▸ **Objective**
Locate the string "this" throughout the material and copy every line in which it occurs.

▸ **Information given**
::::::

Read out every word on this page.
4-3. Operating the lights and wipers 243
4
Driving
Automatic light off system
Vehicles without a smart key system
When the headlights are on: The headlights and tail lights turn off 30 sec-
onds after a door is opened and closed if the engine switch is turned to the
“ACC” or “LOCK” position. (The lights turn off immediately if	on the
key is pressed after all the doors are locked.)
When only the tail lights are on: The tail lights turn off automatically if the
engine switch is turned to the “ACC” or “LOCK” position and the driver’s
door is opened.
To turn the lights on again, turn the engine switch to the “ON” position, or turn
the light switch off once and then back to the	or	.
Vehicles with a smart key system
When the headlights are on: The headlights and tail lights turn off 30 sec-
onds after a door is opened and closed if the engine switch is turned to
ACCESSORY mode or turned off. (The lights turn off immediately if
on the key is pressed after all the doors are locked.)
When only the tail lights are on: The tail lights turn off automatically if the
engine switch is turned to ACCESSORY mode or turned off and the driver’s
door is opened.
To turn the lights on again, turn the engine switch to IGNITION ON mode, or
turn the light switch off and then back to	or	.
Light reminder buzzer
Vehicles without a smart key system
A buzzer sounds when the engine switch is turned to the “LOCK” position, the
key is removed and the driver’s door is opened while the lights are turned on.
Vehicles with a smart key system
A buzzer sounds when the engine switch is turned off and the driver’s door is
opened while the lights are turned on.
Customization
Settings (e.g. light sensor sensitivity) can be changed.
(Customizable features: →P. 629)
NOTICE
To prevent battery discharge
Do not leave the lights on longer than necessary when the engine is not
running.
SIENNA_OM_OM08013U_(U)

::::::

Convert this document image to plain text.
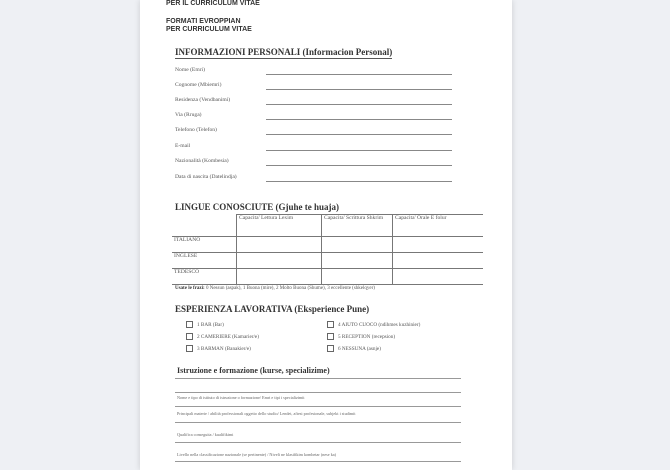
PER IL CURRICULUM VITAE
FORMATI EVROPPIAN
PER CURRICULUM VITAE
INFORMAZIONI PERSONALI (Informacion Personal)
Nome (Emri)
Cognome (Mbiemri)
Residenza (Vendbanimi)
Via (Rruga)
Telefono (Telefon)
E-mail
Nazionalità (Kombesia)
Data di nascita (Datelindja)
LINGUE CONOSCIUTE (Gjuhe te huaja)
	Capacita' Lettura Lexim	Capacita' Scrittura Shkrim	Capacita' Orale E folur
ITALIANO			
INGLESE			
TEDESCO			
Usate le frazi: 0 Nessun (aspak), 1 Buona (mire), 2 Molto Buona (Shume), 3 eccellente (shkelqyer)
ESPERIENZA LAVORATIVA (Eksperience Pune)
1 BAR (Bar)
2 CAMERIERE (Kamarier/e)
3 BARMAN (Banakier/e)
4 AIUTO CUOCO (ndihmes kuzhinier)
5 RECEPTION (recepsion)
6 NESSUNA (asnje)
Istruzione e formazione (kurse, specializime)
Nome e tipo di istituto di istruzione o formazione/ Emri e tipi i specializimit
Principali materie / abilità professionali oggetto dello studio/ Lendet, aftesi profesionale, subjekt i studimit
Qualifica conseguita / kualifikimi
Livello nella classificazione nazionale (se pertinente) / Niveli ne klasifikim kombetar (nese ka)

::::::

▸ **Task response**
Read out every word on this page.
Convert this document image to plain text.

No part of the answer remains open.